STATED EXERCISE -
Print the items below word for word, beginning with the first line and continuing through the line that contains "legend-label: CMB S4 [234, 90, 311, 114]".

[Element and coordinate records]
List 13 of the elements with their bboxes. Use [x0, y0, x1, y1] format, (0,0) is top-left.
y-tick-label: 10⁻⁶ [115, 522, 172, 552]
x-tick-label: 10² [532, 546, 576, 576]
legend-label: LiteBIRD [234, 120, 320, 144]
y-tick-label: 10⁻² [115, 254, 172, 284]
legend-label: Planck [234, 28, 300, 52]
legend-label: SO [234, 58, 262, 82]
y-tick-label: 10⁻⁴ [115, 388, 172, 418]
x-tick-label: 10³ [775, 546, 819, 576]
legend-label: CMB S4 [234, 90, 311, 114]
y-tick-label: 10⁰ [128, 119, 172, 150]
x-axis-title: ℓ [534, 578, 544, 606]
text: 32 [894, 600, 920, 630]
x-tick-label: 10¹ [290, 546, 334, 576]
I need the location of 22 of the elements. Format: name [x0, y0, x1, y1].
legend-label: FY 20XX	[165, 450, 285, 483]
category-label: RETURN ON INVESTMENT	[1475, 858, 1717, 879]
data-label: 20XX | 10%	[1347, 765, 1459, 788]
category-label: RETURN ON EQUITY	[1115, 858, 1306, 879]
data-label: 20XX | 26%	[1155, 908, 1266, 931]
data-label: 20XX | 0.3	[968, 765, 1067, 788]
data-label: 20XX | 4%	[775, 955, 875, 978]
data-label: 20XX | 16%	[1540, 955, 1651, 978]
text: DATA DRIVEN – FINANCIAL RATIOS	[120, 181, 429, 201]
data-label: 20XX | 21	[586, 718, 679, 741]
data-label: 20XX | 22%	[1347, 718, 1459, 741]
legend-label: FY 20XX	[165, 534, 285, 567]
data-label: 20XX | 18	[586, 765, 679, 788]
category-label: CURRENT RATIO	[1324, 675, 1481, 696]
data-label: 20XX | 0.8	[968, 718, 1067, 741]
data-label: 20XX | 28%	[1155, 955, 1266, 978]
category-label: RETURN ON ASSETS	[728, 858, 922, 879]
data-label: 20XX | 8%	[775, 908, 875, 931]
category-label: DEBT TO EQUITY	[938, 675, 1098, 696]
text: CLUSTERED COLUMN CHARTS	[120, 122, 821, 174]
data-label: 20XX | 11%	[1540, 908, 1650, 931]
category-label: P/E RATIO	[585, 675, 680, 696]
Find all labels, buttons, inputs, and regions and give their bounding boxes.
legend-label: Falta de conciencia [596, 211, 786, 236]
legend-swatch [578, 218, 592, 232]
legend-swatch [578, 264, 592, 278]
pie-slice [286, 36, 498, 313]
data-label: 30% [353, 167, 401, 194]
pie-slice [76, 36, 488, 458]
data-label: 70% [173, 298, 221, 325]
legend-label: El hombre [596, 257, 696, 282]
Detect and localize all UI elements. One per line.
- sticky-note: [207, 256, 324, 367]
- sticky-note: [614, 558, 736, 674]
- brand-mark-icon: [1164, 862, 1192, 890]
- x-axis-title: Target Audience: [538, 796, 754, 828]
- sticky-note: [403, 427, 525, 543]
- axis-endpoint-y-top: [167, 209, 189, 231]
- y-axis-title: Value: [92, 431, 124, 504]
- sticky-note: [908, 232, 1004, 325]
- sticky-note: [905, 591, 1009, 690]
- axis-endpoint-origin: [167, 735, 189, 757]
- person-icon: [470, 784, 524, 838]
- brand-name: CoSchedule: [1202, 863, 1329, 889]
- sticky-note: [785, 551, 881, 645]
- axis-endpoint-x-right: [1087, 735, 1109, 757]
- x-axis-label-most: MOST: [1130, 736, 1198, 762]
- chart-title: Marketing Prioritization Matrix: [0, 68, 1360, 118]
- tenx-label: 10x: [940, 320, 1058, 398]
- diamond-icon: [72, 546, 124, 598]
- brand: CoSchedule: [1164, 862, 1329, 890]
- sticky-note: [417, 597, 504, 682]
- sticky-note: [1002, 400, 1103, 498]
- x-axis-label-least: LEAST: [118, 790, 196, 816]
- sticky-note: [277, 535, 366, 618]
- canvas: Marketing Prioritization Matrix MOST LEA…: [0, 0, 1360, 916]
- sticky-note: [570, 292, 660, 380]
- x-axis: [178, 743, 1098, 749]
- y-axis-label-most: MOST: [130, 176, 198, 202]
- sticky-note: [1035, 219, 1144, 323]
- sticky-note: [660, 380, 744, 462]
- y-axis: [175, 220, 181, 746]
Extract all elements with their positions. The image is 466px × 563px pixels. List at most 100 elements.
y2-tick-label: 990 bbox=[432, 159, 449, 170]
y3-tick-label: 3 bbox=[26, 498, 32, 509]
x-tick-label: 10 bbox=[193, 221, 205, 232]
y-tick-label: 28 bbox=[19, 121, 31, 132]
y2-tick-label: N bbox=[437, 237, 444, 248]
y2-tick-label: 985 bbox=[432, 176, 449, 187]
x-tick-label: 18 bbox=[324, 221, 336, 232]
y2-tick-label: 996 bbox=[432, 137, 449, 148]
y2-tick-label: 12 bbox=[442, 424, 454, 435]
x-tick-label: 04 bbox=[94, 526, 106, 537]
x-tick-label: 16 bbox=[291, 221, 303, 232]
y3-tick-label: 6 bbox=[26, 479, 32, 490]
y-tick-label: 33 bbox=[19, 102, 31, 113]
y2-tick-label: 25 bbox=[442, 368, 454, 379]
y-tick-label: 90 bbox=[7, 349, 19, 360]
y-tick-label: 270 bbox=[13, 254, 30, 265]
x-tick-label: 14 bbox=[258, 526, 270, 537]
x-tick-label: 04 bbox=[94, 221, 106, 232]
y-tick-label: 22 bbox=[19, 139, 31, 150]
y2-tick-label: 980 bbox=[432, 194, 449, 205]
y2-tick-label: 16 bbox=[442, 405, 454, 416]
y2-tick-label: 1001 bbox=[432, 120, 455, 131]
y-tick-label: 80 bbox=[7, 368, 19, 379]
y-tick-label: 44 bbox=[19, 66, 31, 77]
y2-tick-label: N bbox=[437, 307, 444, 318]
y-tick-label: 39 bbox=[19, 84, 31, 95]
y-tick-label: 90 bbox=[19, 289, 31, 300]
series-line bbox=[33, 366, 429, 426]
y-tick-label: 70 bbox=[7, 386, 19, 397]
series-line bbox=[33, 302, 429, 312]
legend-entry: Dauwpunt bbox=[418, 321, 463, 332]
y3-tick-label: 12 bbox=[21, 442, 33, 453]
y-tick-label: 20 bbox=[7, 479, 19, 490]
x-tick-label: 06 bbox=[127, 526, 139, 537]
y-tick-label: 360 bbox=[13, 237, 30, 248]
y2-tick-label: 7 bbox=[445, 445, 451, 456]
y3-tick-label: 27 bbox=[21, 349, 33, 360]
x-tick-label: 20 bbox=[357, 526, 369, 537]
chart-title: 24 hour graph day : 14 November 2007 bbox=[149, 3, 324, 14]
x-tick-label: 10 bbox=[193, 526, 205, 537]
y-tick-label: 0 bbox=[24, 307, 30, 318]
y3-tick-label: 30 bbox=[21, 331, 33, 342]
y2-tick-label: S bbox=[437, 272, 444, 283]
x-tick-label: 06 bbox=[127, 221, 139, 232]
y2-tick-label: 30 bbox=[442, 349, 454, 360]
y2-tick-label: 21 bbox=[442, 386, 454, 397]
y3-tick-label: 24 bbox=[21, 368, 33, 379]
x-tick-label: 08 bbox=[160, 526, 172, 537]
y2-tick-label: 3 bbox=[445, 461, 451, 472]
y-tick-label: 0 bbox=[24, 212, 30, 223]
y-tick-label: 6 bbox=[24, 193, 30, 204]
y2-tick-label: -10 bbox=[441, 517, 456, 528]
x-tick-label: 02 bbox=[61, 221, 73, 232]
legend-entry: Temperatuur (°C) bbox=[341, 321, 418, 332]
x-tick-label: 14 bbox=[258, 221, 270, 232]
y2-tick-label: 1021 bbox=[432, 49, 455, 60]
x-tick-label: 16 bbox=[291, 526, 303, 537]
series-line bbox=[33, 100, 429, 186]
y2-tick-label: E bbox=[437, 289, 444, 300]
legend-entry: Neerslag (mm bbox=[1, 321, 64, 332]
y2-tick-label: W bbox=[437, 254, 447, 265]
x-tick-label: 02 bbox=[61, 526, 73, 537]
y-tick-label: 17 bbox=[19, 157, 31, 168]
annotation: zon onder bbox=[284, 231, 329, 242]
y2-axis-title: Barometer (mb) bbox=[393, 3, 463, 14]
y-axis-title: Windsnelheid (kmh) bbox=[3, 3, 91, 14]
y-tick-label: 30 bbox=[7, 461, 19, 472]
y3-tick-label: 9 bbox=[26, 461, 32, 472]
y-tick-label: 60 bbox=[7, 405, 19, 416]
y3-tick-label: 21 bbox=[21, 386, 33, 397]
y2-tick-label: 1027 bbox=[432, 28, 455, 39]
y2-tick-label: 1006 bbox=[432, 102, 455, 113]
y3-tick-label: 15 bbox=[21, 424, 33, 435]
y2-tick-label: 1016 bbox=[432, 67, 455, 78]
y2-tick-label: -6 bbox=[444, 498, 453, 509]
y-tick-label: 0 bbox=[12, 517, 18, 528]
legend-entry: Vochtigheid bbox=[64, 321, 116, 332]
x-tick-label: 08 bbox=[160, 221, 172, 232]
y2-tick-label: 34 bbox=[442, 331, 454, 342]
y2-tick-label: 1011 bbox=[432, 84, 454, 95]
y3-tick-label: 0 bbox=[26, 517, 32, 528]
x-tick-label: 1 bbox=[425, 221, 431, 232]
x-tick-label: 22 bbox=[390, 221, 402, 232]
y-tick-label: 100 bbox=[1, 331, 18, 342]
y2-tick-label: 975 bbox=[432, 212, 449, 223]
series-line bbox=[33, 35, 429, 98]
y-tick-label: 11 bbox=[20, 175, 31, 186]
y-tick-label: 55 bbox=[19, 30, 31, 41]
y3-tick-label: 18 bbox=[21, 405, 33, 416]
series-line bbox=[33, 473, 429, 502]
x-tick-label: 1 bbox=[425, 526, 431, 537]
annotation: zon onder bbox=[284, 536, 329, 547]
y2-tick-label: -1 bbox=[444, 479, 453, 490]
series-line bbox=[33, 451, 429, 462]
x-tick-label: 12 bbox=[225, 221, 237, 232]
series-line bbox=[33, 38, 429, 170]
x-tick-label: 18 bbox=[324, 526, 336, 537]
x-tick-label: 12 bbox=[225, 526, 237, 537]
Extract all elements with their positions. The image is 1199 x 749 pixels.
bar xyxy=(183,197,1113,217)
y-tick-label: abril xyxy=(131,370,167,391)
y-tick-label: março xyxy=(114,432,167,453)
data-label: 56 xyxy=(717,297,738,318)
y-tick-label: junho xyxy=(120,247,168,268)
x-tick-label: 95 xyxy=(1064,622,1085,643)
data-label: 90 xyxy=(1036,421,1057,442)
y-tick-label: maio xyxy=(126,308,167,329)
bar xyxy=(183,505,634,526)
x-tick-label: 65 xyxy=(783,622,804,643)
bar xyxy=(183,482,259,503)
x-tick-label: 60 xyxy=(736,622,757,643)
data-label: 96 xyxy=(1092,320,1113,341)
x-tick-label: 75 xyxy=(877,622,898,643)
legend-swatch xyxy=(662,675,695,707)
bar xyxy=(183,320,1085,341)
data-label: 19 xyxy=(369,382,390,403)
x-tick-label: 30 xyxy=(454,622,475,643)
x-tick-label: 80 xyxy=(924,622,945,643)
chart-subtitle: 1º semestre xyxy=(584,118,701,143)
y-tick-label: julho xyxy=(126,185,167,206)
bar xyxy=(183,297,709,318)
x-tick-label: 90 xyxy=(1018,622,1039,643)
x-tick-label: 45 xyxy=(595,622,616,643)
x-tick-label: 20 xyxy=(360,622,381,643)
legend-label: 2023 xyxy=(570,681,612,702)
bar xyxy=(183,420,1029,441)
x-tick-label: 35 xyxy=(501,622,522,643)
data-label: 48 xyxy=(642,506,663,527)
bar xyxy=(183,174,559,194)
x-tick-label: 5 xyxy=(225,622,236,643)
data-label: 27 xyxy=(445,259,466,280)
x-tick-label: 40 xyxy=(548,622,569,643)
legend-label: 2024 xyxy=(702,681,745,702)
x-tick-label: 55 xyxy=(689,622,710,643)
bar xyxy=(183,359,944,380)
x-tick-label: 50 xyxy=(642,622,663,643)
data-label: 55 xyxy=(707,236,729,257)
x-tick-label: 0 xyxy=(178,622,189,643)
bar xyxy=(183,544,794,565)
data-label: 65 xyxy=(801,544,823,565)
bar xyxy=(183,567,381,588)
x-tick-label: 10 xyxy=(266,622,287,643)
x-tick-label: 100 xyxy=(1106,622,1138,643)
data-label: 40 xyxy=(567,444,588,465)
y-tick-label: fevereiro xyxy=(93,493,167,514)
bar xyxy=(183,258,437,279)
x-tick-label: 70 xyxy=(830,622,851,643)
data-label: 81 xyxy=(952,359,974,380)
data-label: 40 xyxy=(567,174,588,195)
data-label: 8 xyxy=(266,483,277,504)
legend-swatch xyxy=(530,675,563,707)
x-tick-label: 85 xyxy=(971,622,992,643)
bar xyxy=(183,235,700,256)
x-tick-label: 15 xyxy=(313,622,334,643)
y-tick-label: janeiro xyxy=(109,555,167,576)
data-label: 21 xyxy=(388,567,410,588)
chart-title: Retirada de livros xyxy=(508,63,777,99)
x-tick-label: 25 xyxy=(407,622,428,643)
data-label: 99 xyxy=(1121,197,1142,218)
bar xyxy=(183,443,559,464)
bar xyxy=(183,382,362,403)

RESULT OF THIS EXERCISE -
List 13 of the elements with their bboxes. Use [x0, y0, x1, y1] format, (0,0) is top-left.
y-tick-label: 10⁻⁶ [115, 522, 172, 552]
x-tick-label: 10² [532, 546, 576, 576]
legend-label: LiteBIRD [234, 120, 320, 144]
y-tick-label: 10⁻² [115, 254, 172, 284]
legend-label: Planck [234, 28, 300, 52]
legend-label: SO [234, 58, 262, 82]
y-tick-label: 10⁻⁴ [115, 388, 172, 418]
x-tick-label: 10³ [775, 546, 819, 576]
legend-label: CMB S4 [234, 90, 311, 114]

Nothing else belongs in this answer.